→ Selected passage:

####

The motion in arrest of judgment must be allowed, and the defendant discharged. By this ruling the defendant will escape punishment for what appears to have been an atrocious crime, but the court cannot inflict punishment where the law does not so provide. It is the duty of the legislature to correct the omission or defect in the law, and it is to be hoped that the result in this case will attract the attention of congress to the matter at an early day.

§ 1247. Attempt.- Every attempt or offer to commit any crime or misdemeanor at common law, or by statute, is not an indictable offense. Only those attempts or offers to violate laws are indictable, which, if the attempt were carried into effect, would invade the very safeguards of social order, or lead to the utter subversion or corruption of our political institutions; as, for example, an attempt to commit a breach of the peace, or to bribe an officer of the government. An attempt to sell a free negro as a slave is not, therefore, indictable as an offense, nor is such an attempt indictable as a fraud at common law. United States v. Henning,* 4 Cr. C. C., 608. See § 1239, 1737.

§ 1248. Under the Maryland law of 1751, declaring that "slaves, convicted of attempting to murder any person, shall suffer death without benefit of clergy," a slave who takes an axe,

and enters with it into his mistress' room, with intent to murder her, and is prevented by the awakening of his mistress and her servant, and by their noise, and his being seized and forced out of the room, from executing his intention, is guilty. United States v. Bowen, 4 Cr. C. C., 604.

§ 1249. National banks.- Where a president of a national bank, charged as trustee with the administration of the funds of the bank in his hands, converts them to his own use, he embezzles and abstracts them within the statute relating to embezzlements by officers of such banks, unless he shows authority to do so. In re Van Campen,* 2 Ben., 419. See S$ 251, 2628.

§ 1250. In a prosecution under the first clause of section 5209, Revised Statutes, for embezzling, abstracting and wilfully misapplying the property of a national bank, it seems that testimony showing other violations of law mentioned in the latter part of said section are admissible in evidence, and are important as bearing on the question of intent. Evidence of previous good character is admissible. United States v. Lee,* 12 Fed. R., 816.

§ 1251. It is not necessary to show that the person who misapplies the funds derived any benefit from the transaction, directly or indirectly. The word "defraud," as used in the law (see sec. 5209, R. S.), implies that the accused received some benefit, but the word "injure," used with it, applies where the party receives no such benefit. Ibid.

§ 1252. The crime of "abstraction," created by the statute, applies to cases where one for his own benefit takes the property of another; but it is not necessary that any position of trust should exist between the parties, nor is it necessary that the property should lawfully come into the possession of the person abstracting it. Ibid.

####

→ Given request 1:
In the listing, format the lines from the one containing "icon-option-name: fa-universal-a... —" up to and including the one containing "icon-option-name: fa-deafness —" as a numbered list, omitting blank lines.

####

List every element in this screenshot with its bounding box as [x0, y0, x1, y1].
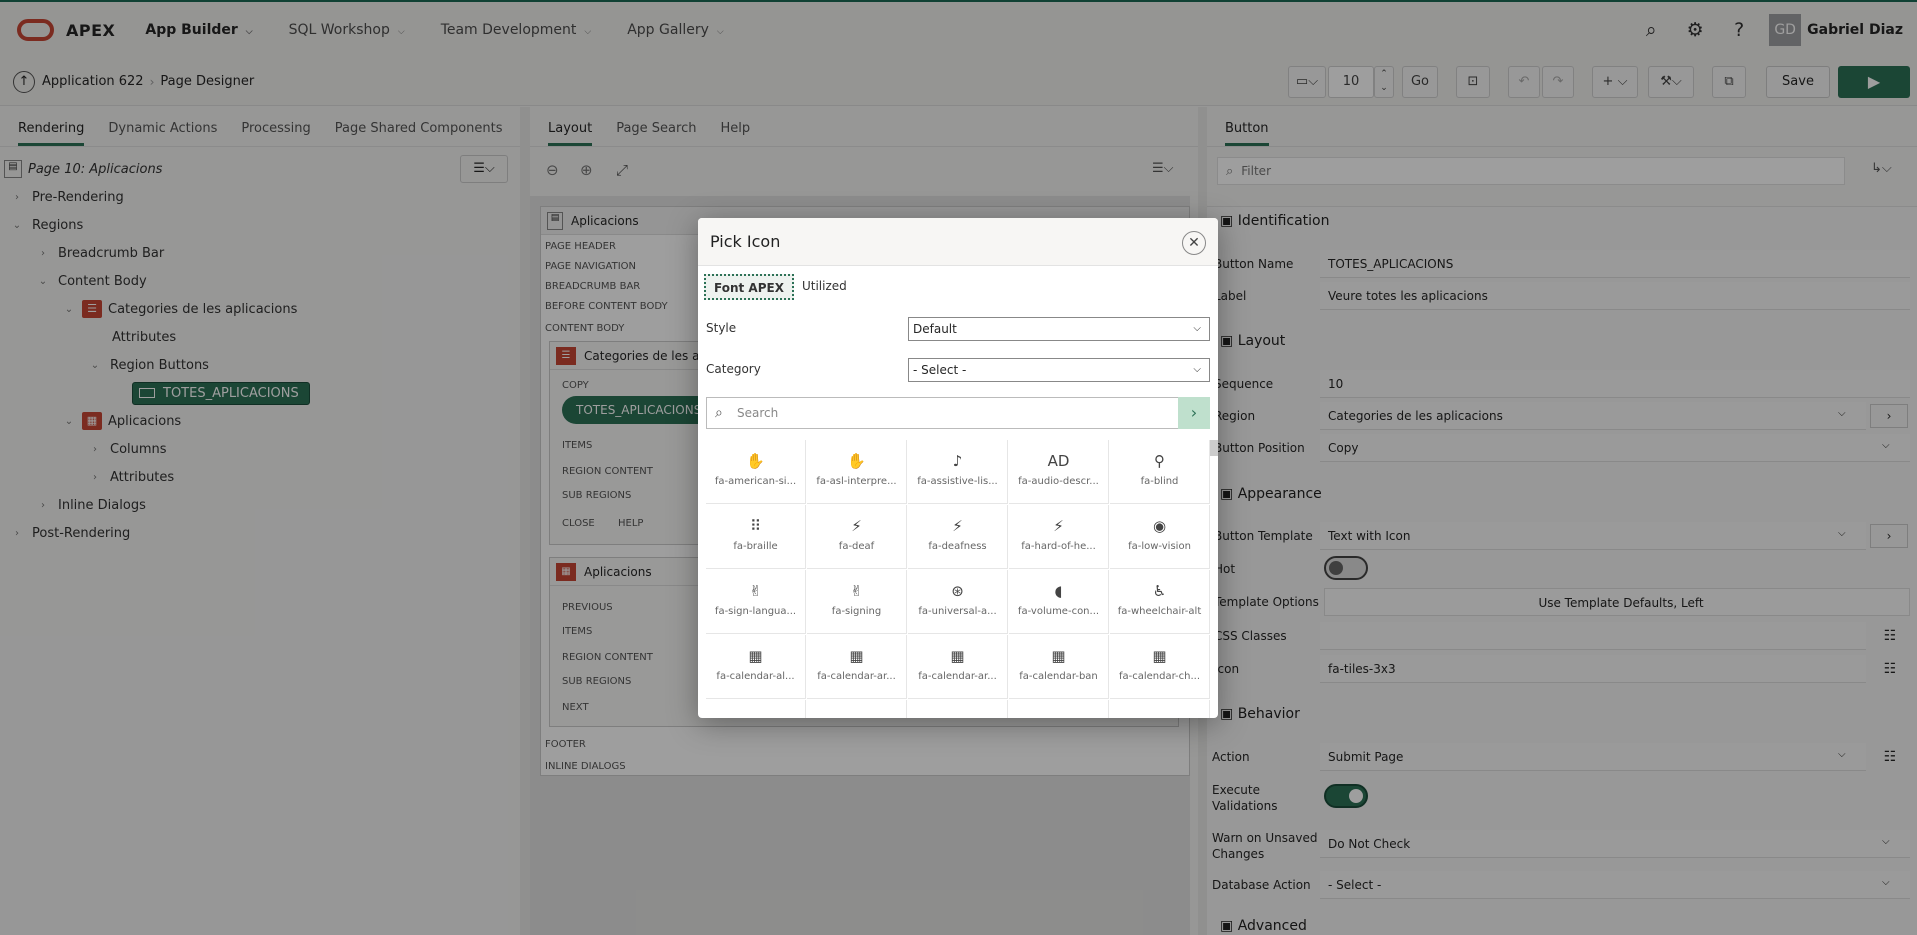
icon-option-name: fa-universal-a... — [918, 606, 997, 617]
icon-glyph-icon: ▦ — [1051, 647, 1066, 665]
icon-option[interactable]: ▦ fa-calendar-ch... — [1110, 635, 1210, 699]
style-select[interactable]: Default ⌵ — [908, 317, 1210, 341]
icon-option-name: fa-american-si... — [714, 476, 797, 487]
icon-option-name: fa-wheelchair-alt — [1117, 606, 1202, 617]
icon-option[interactable]: ⚡ fa-deaf — [807, 505, 907, 569]
icon-option[interactable]: ⚡ fa-hard-of-he... — [1009, 505, 1109, 569]
icon-option-name: fa-calendar-ban — [1019, 671, 1098, 682]
icon-option-name: fa-volume-con... — [1017, 606, 1100, 617]
icon-grid: ✋ fa-american-si... ✋ fa-asl-interpre... ♪ fa… — [706, 440, 1210, 718]
icon-glyph-icon: ⠿ — [750, 517, 761, 535]
icon-option[interactable]: ◉ fa-low-vision — [1110, 505, 1210, 569]
icon-search-input[interactable]: ⌕ Search — [706, 397, 1182, 429]
dialog-header: Pick Icon ✕ — [698, 218, 1218, 266]
icon-option[interactable]: ✌ fa-sign-langua... — [706, 570, 806, 634]
category-label: Category — [706, 362, 761, 376]
icon-option-name: fa-deafness — [928, 541, 987, 552]
icon-glyph-icon: ⚡ — [952, 517, 963, 535]
search-go-button[interactable]: › — [1178, 397, 1210, 429]
icon-option[interactable] — [1110, 700, 1210, 718]
icon-glyph-icon: ⚲ — [1154, 452, 1165, 470]
icon-option[interactable] — [908, 700, 1008, 718]
icon-glyph-icon: ▦ — [849, 647, 864, 665]
icon-glyph-icon: ♪ — [952, 452, 963, 470]
dialog-title: Pick Icon — [710, 232, 781, 251]
icon-glyph-icon: ⚡ — [851, 517, 862, 535]
icon-option[interactable]: ✋ fa-american-si... — [706, 440, 806, 504]
icon-option[interactable] — [807, 700, 907, 718]
icon-glyph-icon: ◖ — [1054, 582, 1063, 600]
icon-option[interactable]: ◖ fa-volume-con... — [1009, 570, 1109, 634]
search-placeholder: Search — [737, 406, 779, 420]
grid-scrollbar[interactable] — [1210, 440, 1218, 456]
chevron-down-icon: ⌵ — [1193, 323, 1201, 334]
icon-glyph-icon: ✌ — [749, 582, 762, 600]
icon-glyph-icon: ♿ — [1152, 582, 1167, 600]
icon-option-name: fa-assistive-lis... — [917, 476, 998, 487]
icon-glyph-icon: ◉ — [1152, 517, 1167, 535]
icon-option[interactable]: ✋ fa-asl-interpre... — [807, 440, 907, 504]
category-value: - Select - — [913, 363, 967, 377]
icon-option[interactable]: ⊛ fa-universal-a... — [908, 570, 1008, 634]
icon-option-name: fa-calendar-ch... — [1118, 671, 1201, 682]
icon-option-name: fa-low-vision — [1128, 541, 1191, 552]
icon-option-name: fa-calendar-al... — [716, 671, 795, 682]
icon-option[interactable]: ▦ fa-calendar-ar... — [908, 635, 1008, 699]
icon-option-name: fa-signing — [831, 606, 882, 617]
icon-option-name: fa-blind — [1140, 476, 1179, 487]
icon-option-name: fa-hard-of-he... — [1021, 541, 1096, 552]
icon-option[interactable] — [1009, 700, 1109, 718]
icon-option-name: fa-audio-descr... — [1018, 476, 1099, 487]
icon-glyph-icon: AD — [1047, 452, 1070, 470]
icon-option-name: fa-asl-interpre... — [816, 476, 897, 487]
icon-option[interactable]: ♿ fa-wheelchair-alt — [1110, 570, 1210, 634]
icon-option-name: fa-sign-langua... — [714, 606, 797, 617]
icon-glyph-icon: ▦ — [1152, 647, 1167, 665]
style-value: Default — [913, 322, 957, 336]
close-icon[interactable]: ✕ — [1182, 231, 1206, 255]
pick-icon-dialog: Pick Icon ✕ Font APEX Utilized Style Def… — [698, 218, 1218, 718]
icon-option[interactable]: ▦ fa-calendar-ban — [1009, 635, 1109, 699]
icon-option[interactable]: AD fa-audio-descr... — [1009, 440, 1109, 504]
icon-option[interactable] — [706, 700, 806, 718]
icon-glyph-icon: ✌ — [850, 582, 863, 600]
icon-glyph-icon: ✋ — [847, 452, 866, 470]
icon-glyph-icon: ⚡ — [1053, 517, 1064, 535]
dialog-tabs: Font APEX Utilized — [704, 274, 855, 300]
icon-option[interactable]: ♪ fa-assistive-lis... — [908, 440, 1008, 504]
icon-option[interactable]: ⚲ fa-blind — [1110, 440, 1210, 504]
search-icon: ⌕ — [715, 405, 723, 421]
icon-option-name: fa-deaf — [838, 541, 875, 552]
icon-glyph-icon: ✋ — [746, 452, 765, 470]
chevron-down-icon: ⌵ — [1193, 364, 1201, 375]
icon-option[interactable]: ▦ fa-calendar-ar... — [807, 635, 907, 699]
tab-font-apex[interactable]: Font APEX — [704, 274, 794, 300]
tab-utilized[interactable]: Utilized — [794, 274, 855, 300]
icon-glyph-icon: ▦ — [950, 647, 965, 665]
style-label: Style — [706, 321, 737, 335]
icon-glyph-icon: ▦ — [748, 647, 763, 665]
icon-option-name: fa-calendar-ar... — [918, 671, 997, 682]
icon-option-name: fa-braille — [733, 541, 778, 552]
chevron-right-icon: › — [1190, 403, 1198, 422]
icon-option[interactable]: ⠿ fa-braille — [706, 505, 806, 569]
icon-option[interactable]: ✌ fa-signing — [807, 570, 907, 634]
icon-option[interactable]: ⚡ fa-deafness — [908, 505, 1008, 569]
icon-glyph-icon: ⊛ — [951, 582, 964, 600]
icon-option[interactable]: ▦ fa-calendar-al... — [706, 635, 806, 699]
category-select[interactable]: - Select - ⌵ — [908, 358, 1210, 382]
icon-option-name: fa-calendar-ar... — [817, 671, 896, 682]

####

→ Given request 2:
Resume the case digest on criminal attempts and national bank embezzlement from the point where it stops.

→ Final answer 1:
1. icon-option-name: fa-universal-a... — [918, 606, 997, 617]
2. icon-glyph-icon: ▦ — [1051, 647, 1066, 665]
3. icon-option[interactable]: ▦ fa-calendar-ch... — [1110, 635, 1210, 699]
4. style-select[interactable]: Default ⌵ — [908, 317, 1210, 341]
5. icon-option-name: fa-american-si... — [714, 476, 797, 487]
6. icon-option-name: fa-wheelchair-alt — [1117, 606, 1202, 617]
7. icon-option[interactable]: ⚡ fa-deaf — [807, 505, 907, 569]
8. icon-option[interactable]: ⚡ fa-hard-of-he... — [1009, 505, 1109, 569]
9. icon-option-name: fa-calendar-ban — [1019, 671, 1098, 682]
10. icon-option-name: fa-volume-con... — [1017, 606, 1100, 617]
11. icon-grid: ✋ fa-american-si... ✋ fa-asl-interpre... ♪ fa… — [706, 440, 1210, 718]
12. icon-glyph-icon: ⠿ — [750, 517, 761, 535]
13. icon-option[interactable]: ◉ fa-low-vision — [1110, 505, 1210, 569]
14. icon-search-input[interactable]: ⌕ Search — [706, 397, 1182, 429]
15. dialog-header: Pick Icon ✕ — [698, 218, 1218, 266]
16. icon-option[interactable]: ✌ fa-sign-langua... — [706, 570, 806, 634]
17. category-label: Category — [706, 362, 761, 376]
18. icon-option-name: fa-deafness — [928, 541, 987, 552]

→ Final answer 2:
§ 1253. On an indictment against the cashier of a national bank for embezzling its funds, • where it is shown that the defendant used such money in stock operations as margins, evidence that such transactions were known to the president of the bank and "some of the directors." no resolution of the directors authorizing it, and that such transactions were for the benefit of the bank, is inadmissible. United States v. Taintor,* 11 Blatch., 374.

§ 1254. Homicide in Indian country.— A trial for homicide committed in an Indian reservation must be had on the federal side of a territorial court, and is governed by the United States statutes and the rules of the common law. McCall v. United States,* 1 Dak. T'y, 320. § 1255. Offenses by Indians.- Congress has power to provide for the punishment of Indians for offenses committed against the United States, especially when the offenses consist in attacks for purposes of robbery and plunder, and not open acts of war and hostility. United States v. Cha-to-kah-na-pe-sha, Hemp., 27.

§ 1256. Trade and intercourse with Indians.- The act of congress of June 30, 1834, regulating trade and intercourse between Indian tribes, provided that the provision of the clause relating to crimes "shall not extend to crimes committed by one Indian against the person or property of another Indian." Held, that a white citizen who at mature age went to reside within the Cherokee reservation, and was adopted into the tribe, did not thereby become an Indian within the exception above referred to. United States v. Rogers, 4 How., 572.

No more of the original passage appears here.